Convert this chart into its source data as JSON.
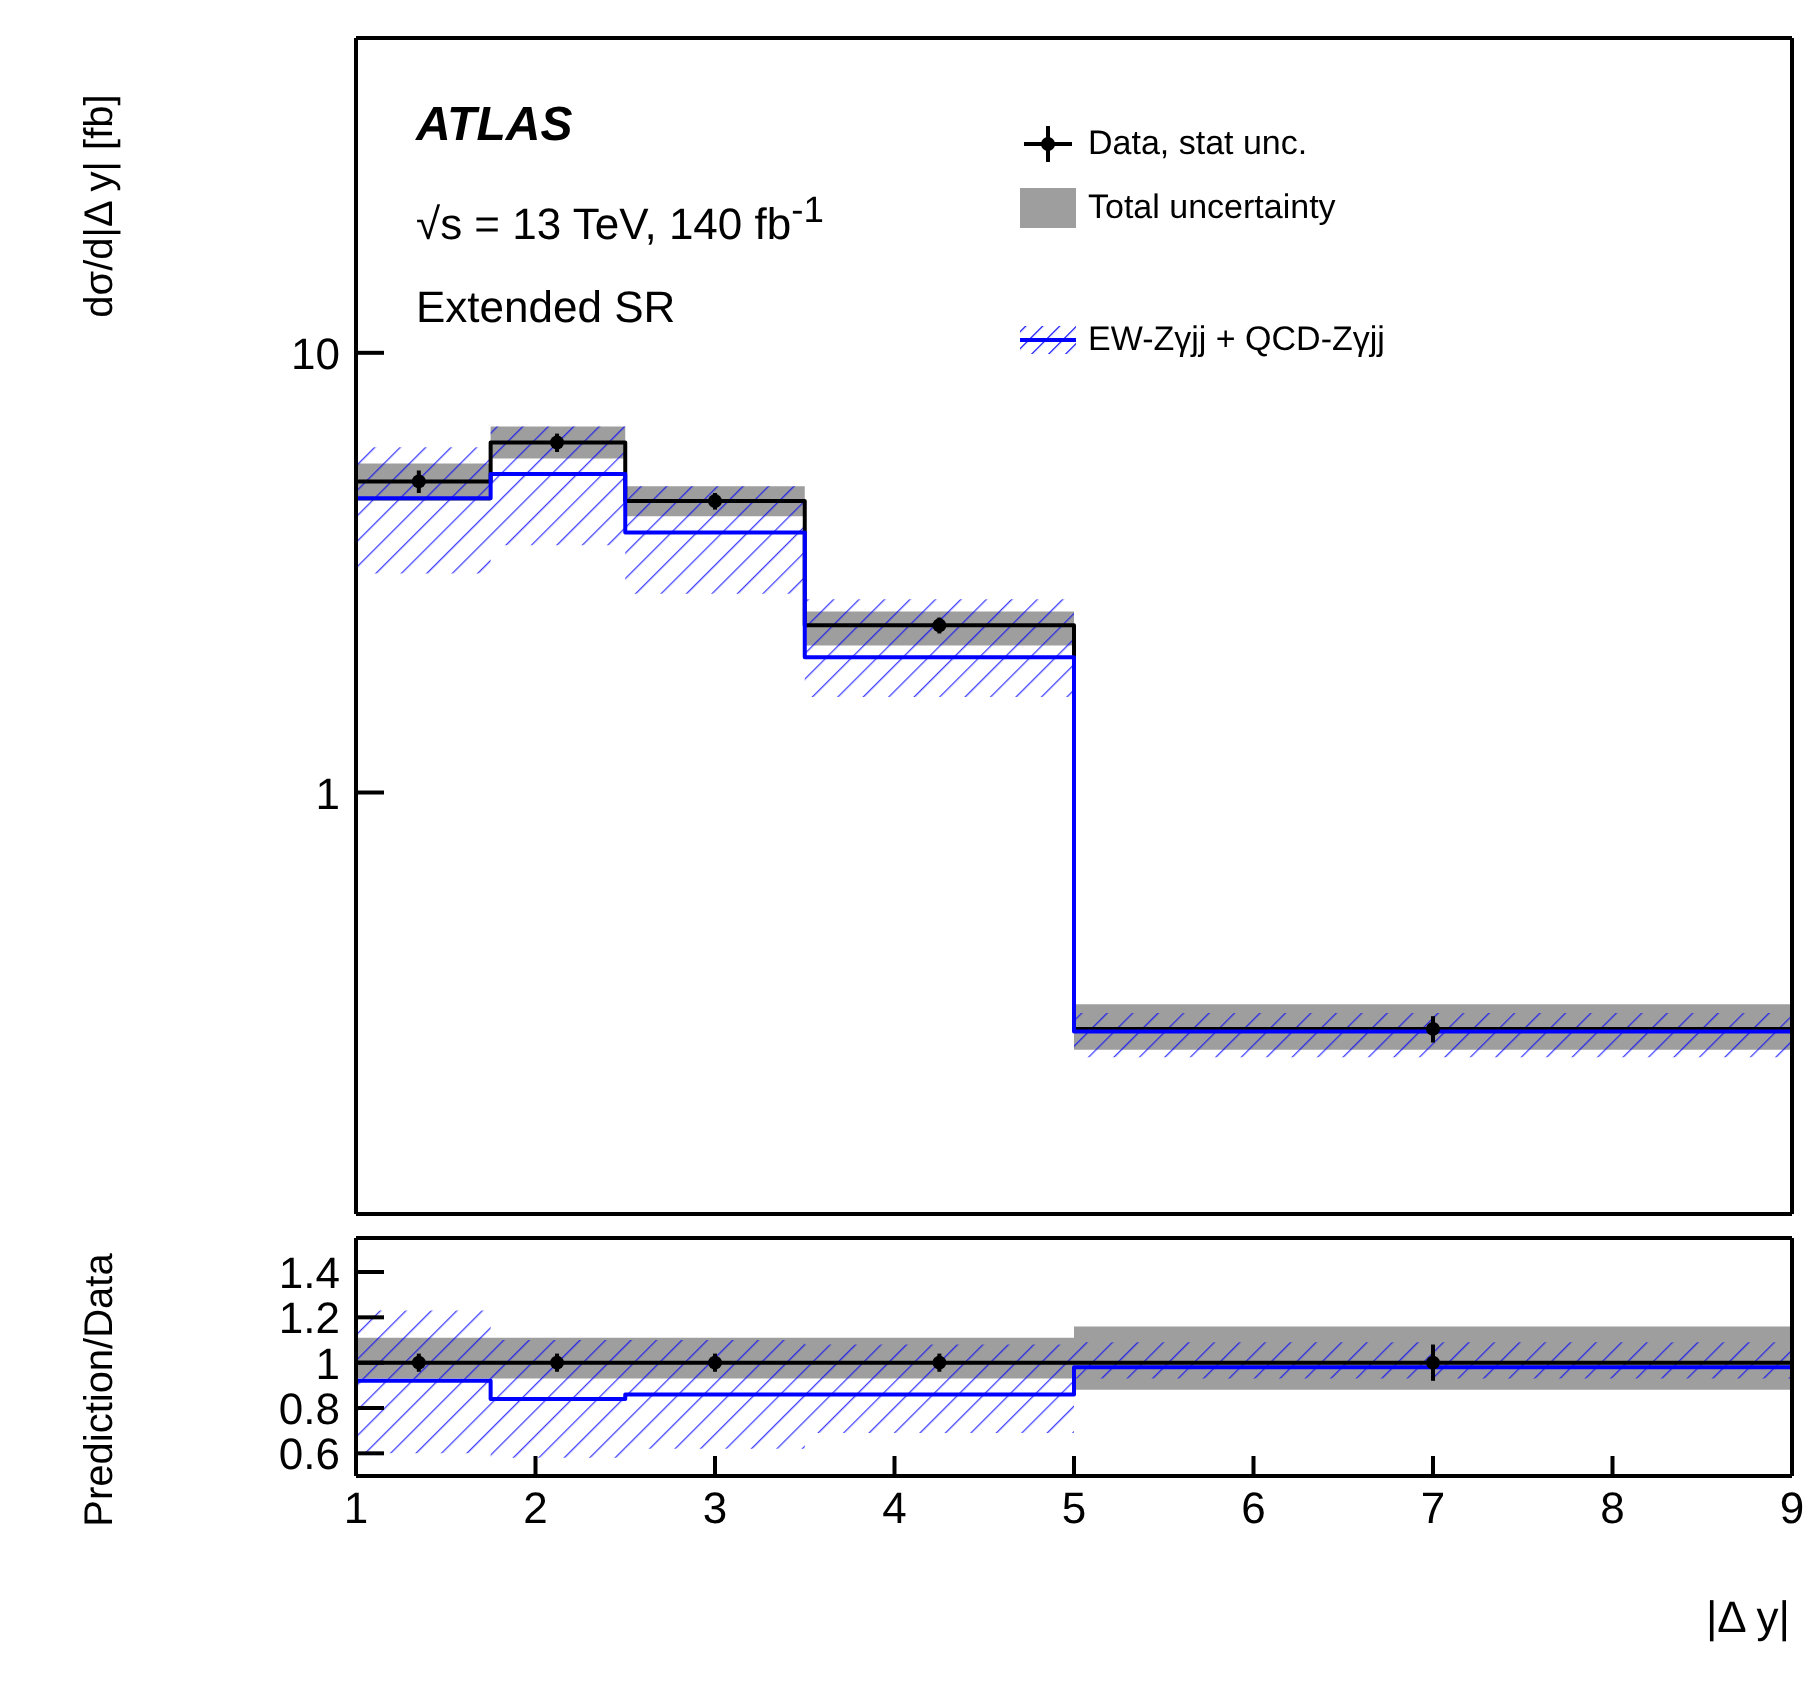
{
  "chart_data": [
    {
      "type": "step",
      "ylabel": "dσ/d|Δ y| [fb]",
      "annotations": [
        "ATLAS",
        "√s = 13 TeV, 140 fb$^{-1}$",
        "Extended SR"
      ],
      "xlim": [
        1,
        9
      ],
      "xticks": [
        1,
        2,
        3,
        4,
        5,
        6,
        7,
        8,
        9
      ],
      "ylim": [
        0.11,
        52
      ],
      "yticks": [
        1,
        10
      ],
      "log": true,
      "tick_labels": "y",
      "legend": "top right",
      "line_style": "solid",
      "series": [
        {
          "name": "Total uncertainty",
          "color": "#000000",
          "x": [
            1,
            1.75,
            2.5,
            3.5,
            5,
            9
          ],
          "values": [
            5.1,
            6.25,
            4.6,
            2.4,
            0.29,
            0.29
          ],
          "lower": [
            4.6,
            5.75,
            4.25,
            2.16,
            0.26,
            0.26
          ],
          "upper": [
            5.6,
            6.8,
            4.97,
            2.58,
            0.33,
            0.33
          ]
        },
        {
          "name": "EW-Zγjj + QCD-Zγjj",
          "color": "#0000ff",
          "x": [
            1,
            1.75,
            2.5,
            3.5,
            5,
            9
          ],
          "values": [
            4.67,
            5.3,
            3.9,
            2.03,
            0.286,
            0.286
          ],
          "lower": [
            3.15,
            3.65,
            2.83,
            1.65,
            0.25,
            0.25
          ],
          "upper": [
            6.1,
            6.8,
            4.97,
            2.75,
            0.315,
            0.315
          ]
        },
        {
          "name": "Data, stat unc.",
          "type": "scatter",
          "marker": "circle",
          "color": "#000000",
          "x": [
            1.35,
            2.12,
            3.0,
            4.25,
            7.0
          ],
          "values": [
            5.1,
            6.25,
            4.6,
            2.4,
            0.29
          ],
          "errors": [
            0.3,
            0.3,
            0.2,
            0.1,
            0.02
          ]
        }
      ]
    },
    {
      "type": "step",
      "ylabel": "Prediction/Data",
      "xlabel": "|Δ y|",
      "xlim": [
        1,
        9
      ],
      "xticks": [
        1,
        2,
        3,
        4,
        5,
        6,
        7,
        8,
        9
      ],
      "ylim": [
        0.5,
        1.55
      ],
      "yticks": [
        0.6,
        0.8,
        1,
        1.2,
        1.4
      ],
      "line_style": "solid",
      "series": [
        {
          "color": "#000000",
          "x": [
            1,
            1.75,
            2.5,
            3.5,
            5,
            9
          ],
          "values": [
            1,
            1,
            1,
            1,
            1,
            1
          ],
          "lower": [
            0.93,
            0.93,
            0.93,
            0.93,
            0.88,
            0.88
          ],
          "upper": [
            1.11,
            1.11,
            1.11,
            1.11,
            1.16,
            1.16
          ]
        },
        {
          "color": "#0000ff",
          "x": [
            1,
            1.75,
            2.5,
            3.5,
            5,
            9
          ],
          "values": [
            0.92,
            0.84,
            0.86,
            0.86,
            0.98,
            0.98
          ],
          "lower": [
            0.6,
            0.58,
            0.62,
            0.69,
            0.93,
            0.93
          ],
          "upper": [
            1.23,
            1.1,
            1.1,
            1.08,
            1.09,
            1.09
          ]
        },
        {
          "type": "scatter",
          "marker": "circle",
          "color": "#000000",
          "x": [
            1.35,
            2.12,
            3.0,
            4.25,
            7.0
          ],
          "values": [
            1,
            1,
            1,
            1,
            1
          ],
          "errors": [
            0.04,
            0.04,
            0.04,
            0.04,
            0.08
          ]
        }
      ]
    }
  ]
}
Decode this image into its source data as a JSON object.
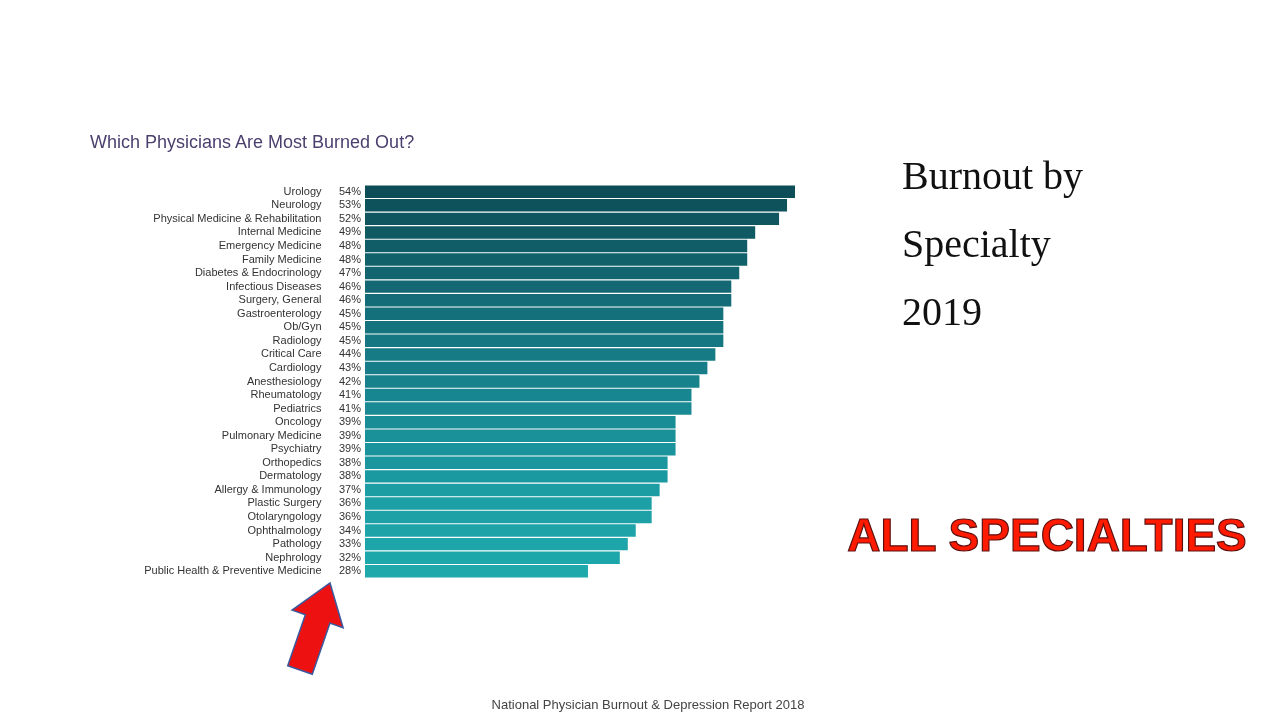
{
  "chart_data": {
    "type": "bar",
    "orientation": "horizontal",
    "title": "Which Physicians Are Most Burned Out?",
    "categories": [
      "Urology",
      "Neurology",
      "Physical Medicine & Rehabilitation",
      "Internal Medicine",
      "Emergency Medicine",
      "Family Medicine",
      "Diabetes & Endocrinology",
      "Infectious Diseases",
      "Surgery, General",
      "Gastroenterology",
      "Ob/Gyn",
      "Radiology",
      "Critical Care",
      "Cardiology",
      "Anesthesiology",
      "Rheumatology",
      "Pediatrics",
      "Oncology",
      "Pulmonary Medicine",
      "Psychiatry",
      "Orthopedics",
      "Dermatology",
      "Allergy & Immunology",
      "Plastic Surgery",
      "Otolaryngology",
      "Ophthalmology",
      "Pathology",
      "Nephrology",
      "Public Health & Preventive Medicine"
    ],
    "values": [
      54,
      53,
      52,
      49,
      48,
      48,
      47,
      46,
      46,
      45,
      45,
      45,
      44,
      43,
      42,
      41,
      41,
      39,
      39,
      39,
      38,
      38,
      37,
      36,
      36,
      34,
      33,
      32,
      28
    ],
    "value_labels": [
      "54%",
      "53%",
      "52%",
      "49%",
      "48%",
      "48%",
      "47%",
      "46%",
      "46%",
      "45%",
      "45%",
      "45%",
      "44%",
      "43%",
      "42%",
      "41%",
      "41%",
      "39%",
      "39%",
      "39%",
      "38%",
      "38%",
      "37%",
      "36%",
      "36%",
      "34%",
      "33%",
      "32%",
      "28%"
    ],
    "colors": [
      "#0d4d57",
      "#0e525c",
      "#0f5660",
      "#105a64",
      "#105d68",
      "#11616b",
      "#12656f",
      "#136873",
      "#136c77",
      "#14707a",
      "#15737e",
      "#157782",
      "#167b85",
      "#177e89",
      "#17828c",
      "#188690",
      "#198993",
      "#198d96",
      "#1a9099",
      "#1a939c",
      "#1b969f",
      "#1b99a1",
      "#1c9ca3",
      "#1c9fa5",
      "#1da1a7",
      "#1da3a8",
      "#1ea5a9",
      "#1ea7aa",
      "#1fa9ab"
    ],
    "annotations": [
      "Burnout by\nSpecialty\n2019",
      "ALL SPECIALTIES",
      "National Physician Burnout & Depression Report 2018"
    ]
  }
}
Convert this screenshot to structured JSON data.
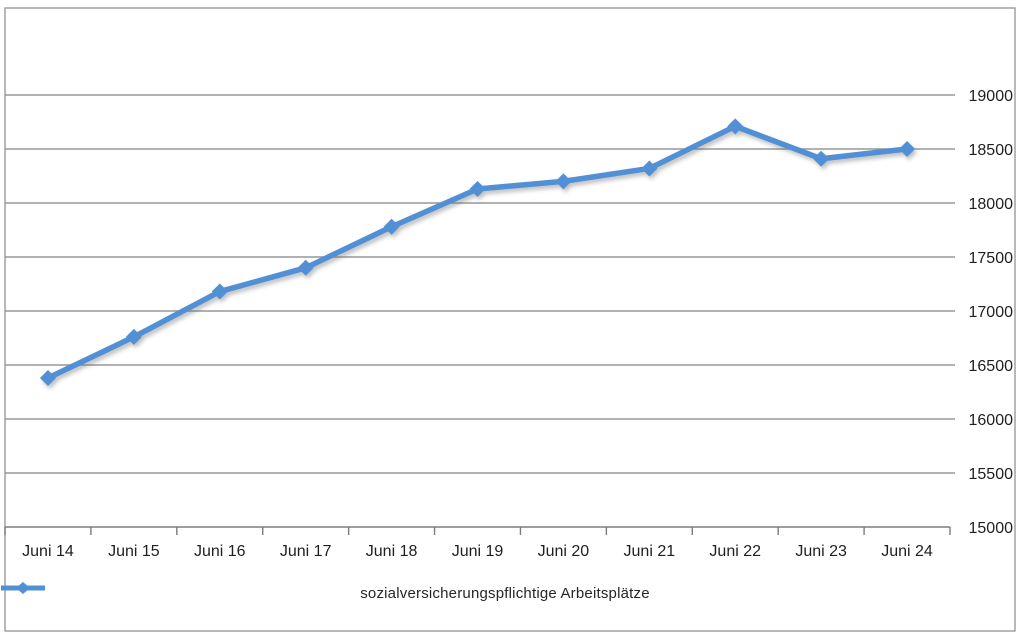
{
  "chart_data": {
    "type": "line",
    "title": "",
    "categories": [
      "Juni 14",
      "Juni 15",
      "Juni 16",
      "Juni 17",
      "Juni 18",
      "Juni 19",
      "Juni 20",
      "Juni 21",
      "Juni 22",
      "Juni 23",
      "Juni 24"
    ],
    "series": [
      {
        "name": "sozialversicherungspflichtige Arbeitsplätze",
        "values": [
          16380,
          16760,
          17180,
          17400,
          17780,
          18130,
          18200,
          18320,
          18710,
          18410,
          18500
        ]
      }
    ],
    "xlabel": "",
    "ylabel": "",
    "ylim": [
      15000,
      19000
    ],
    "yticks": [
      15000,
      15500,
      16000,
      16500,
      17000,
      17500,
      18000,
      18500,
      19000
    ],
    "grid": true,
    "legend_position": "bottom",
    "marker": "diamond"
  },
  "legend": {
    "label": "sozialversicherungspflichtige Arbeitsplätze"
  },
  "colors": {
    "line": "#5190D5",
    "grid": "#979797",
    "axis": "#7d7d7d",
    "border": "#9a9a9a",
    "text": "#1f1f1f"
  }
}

⁂

**Stated task**
Where does the word "this" appear in the listing? List each line that holds it.

**Problem solution**
Convert this chart into its source data as JSON.
Decode this image into its source data as a JSON object.
Convert this screenshot to structured JSON data.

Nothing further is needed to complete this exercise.